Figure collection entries
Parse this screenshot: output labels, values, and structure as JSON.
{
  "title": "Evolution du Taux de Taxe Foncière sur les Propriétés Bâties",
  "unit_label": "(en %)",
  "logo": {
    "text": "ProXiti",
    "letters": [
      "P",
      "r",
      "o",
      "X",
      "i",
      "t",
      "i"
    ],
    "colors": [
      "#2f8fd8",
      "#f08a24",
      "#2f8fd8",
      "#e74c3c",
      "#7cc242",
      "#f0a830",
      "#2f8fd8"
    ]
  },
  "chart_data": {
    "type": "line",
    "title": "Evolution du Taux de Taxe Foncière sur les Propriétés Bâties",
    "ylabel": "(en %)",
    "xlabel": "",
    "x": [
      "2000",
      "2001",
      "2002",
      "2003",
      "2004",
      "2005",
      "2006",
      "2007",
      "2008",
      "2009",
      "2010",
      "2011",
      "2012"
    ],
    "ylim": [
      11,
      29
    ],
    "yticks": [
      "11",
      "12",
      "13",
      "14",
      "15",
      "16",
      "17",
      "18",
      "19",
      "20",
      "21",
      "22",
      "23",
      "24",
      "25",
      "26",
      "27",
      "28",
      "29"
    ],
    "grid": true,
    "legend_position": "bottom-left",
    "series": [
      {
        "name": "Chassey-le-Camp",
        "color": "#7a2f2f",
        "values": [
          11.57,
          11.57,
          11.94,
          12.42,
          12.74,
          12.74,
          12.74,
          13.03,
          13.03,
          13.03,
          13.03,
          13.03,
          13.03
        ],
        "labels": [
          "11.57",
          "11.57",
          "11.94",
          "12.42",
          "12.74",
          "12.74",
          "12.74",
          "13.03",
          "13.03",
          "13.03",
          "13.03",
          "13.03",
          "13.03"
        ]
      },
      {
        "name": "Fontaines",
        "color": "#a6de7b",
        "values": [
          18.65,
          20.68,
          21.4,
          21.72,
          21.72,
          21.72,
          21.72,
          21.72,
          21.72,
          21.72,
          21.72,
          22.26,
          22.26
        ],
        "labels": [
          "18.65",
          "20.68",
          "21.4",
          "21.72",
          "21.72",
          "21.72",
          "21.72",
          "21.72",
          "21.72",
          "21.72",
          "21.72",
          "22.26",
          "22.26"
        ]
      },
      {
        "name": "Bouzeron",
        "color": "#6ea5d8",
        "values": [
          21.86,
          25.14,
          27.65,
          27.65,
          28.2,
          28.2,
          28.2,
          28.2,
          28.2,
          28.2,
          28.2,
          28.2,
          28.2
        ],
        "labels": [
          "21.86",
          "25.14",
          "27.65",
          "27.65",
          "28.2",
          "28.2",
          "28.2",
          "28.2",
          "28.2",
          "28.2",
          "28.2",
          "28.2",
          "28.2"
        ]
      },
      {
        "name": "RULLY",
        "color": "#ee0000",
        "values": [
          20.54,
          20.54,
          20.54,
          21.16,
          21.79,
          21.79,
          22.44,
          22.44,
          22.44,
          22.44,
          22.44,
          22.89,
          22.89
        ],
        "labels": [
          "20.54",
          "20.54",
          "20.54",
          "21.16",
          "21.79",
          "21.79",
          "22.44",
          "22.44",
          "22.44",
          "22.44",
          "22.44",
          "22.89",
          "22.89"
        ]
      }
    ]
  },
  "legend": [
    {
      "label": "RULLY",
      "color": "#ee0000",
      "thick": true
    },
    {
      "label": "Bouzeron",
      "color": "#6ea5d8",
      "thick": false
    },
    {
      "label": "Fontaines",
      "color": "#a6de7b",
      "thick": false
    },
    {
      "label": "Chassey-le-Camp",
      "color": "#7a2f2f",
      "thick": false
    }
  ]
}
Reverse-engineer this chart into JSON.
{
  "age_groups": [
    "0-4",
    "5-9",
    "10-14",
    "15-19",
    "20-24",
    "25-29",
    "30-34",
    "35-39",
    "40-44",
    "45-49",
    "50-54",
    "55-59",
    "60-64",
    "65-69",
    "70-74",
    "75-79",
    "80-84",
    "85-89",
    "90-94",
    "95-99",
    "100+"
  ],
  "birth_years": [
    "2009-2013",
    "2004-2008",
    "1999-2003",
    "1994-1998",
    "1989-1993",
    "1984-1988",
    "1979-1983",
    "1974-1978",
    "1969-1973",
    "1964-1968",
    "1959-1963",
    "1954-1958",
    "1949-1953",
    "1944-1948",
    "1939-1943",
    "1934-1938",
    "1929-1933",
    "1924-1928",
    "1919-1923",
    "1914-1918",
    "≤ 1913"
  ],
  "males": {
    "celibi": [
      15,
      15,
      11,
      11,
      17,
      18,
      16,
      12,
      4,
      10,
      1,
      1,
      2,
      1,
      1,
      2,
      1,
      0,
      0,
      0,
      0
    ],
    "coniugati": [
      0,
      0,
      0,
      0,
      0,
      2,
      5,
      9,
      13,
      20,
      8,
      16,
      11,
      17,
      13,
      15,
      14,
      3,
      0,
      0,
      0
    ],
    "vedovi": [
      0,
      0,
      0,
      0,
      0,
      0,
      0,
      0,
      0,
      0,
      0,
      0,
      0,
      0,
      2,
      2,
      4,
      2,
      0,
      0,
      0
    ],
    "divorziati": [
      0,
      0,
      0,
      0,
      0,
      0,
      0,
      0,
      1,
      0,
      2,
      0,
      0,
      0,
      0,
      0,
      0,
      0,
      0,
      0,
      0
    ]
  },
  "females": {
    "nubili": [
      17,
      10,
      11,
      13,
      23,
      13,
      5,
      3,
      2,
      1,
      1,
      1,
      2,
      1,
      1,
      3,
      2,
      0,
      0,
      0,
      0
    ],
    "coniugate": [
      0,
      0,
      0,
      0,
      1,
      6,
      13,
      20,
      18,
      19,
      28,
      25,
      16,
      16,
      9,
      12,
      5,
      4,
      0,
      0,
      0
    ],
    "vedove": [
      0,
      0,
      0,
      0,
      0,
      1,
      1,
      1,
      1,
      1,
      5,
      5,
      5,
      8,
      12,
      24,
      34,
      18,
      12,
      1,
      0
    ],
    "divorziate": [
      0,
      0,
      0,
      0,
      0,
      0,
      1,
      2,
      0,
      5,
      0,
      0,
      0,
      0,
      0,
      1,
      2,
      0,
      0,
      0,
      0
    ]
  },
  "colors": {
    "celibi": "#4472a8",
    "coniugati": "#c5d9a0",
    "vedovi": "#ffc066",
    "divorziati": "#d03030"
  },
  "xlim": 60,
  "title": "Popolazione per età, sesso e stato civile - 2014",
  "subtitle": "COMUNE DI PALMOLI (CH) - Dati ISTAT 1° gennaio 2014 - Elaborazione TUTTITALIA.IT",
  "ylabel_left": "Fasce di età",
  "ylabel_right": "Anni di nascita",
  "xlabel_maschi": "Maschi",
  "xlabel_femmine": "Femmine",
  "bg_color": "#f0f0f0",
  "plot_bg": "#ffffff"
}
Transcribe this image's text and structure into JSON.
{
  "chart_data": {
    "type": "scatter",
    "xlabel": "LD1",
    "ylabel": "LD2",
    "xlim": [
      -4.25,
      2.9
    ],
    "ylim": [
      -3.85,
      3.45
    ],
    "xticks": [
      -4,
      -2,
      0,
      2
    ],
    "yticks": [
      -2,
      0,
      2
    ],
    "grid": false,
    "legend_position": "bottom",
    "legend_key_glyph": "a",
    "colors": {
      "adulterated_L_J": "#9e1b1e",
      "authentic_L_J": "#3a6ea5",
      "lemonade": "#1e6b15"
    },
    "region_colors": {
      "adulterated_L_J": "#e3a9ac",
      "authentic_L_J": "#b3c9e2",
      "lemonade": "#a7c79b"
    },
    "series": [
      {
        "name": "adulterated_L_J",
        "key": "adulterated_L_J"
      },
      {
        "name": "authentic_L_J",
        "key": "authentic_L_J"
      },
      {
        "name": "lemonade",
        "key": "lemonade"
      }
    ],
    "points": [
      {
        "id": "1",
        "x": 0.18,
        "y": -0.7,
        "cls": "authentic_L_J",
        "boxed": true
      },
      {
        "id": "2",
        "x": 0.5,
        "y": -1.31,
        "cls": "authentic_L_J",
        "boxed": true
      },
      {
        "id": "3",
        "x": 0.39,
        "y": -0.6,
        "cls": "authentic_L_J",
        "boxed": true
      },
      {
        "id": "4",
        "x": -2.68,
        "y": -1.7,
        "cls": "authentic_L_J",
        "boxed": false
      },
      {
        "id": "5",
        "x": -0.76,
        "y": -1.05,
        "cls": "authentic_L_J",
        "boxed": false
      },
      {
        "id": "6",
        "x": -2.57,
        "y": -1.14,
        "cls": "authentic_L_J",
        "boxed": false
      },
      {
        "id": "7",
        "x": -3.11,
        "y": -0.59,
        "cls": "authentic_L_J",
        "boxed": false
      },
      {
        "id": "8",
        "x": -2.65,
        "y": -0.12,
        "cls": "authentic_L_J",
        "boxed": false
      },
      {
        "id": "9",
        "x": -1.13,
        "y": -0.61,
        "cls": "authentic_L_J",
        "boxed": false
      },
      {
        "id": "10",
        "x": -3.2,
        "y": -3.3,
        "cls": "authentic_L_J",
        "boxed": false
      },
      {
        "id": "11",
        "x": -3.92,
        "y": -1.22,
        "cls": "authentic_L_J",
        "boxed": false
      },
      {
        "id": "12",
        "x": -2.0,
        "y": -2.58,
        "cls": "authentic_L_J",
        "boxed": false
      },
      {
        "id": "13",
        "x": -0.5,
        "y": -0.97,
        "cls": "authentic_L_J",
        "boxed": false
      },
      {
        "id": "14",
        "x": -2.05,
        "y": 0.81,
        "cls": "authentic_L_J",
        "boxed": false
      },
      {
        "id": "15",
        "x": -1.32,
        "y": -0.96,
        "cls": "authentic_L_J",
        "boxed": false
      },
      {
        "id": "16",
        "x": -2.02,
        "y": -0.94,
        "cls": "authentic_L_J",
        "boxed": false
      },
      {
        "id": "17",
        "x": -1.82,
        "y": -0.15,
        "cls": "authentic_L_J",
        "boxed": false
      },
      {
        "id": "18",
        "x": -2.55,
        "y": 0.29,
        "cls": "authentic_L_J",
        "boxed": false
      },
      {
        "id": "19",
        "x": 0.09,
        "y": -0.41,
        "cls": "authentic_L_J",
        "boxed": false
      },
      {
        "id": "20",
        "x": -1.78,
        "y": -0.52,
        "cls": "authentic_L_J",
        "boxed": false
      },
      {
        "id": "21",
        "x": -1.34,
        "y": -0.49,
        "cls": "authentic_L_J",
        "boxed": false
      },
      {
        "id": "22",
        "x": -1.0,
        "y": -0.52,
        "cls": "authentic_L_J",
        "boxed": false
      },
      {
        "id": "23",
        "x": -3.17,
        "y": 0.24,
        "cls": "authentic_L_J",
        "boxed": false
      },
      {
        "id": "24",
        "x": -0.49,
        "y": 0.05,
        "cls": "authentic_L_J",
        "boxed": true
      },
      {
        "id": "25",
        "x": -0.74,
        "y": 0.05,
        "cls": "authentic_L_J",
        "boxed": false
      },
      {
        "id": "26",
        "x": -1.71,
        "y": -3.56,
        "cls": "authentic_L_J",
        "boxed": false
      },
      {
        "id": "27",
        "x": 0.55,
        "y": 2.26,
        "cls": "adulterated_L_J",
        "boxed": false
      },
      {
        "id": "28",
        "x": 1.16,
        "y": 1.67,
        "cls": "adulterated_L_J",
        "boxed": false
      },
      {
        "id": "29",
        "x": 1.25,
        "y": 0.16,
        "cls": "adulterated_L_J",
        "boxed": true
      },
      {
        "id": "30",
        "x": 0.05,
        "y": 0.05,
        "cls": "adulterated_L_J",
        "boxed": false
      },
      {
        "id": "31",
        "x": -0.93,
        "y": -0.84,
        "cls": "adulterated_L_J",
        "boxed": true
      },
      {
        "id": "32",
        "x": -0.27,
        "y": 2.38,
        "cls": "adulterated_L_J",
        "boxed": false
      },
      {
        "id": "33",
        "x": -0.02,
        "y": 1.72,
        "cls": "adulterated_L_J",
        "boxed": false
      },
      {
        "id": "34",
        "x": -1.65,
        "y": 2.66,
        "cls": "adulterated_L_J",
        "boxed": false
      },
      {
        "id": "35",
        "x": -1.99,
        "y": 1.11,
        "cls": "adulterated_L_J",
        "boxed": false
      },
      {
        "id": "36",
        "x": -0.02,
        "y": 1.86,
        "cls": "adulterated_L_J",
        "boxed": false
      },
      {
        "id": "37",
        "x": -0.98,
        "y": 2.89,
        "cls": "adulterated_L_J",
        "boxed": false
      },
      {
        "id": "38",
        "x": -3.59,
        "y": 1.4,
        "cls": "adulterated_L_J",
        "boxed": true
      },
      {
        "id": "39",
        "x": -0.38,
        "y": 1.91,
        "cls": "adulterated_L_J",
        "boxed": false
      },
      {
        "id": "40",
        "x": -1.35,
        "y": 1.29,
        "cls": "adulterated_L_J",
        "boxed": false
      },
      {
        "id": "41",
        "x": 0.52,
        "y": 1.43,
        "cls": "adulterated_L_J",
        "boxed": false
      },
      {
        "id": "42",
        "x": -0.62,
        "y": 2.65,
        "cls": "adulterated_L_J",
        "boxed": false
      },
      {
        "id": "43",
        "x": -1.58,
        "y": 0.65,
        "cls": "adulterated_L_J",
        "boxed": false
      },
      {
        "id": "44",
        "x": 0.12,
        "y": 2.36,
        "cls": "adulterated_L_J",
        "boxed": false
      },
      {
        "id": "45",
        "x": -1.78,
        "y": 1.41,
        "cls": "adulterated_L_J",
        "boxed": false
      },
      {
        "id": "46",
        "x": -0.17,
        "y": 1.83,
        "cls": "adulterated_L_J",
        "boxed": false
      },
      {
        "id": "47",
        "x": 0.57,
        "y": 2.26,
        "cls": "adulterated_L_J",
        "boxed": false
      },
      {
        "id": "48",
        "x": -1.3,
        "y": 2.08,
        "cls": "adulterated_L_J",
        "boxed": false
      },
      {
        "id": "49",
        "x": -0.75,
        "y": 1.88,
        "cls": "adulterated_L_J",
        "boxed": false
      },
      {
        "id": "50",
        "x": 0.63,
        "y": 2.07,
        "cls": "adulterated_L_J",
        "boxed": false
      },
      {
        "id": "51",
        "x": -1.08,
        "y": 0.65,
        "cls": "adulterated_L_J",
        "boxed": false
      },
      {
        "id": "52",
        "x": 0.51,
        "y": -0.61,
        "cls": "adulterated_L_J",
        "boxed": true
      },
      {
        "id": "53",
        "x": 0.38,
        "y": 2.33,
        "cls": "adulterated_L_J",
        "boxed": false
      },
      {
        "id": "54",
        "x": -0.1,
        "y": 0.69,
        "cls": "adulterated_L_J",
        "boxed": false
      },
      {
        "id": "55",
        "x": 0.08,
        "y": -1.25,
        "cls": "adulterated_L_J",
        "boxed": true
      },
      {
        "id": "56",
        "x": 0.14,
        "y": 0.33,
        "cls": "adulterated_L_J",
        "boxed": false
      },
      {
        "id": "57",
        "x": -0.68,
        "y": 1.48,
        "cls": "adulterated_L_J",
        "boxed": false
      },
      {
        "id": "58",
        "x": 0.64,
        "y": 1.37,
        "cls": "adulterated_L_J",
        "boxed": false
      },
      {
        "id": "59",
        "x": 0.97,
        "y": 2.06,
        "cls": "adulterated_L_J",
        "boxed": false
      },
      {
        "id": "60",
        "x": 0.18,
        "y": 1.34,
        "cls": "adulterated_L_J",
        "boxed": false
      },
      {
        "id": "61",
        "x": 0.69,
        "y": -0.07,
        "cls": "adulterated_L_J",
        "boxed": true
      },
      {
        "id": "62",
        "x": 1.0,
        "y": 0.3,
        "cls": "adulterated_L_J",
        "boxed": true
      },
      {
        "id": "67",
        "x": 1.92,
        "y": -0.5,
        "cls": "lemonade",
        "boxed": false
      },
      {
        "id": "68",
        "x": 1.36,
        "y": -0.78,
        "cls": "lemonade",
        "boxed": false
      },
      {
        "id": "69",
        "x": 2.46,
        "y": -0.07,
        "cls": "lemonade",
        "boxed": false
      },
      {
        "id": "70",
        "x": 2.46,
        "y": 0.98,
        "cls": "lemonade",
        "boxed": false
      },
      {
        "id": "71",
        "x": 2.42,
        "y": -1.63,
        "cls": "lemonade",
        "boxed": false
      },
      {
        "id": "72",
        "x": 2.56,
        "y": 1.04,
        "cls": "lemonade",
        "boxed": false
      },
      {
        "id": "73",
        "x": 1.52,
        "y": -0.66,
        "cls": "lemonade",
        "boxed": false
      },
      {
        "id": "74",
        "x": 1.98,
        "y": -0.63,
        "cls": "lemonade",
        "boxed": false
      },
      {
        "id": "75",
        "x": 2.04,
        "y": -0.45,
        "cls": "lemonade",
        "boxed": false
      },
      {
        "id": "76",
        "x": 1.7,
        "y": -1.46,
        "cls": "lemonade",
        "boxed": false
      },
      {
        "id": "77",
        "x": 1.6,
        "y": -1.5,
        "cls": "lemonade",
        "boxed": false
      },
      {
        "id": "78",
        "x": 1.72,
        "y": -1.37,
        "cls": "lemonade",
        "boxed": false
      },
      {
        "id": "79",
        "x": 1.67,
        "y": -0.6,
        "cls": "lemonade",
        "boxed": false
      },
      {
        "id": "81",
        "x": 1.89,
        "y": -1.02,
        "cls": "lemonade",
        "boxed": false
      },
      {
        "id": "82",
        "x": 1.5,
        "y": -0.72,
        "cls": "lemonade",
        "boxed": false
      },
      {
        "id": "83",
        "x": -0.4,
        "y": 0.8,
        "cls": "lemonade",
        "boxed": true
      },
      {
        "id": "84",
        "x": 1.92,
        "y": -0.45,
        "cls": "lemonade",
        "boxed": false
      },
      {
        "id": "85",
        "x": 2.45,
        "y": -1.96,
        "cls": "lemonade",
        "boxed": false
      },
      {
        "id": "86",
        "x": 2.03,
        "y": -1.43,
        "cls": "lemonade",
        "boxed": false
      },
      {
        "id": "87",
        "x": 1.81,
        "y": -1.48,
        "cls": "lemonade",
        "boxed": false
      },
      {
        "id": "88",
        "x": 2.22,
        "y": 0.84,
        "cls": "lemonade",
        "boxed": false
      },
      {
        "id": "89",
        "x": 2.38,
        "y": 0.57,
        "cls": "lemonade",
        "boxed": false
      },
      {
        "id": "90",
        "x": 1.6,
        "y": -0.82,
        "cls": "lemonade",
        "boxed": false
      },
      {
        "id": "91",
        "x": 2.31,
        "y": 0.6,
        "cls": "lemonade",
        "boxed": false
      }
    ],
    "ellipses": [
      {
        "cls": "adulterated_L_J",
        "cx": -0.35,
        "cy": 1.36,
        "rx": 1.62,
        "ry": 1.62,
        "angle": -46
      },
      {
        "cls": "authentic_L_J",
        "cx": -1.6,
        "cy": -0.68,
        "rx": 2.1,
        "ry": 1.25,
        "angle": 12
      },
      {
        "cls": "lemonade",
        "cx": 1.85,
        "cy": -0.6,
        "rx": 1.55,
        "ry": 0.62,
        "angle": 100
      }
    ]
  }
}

Exercise details: Copy out every line of the listing that includes the string "text".

Output below:
    "text": "ProXiti",
Transcribe this image's text and structure into JSON.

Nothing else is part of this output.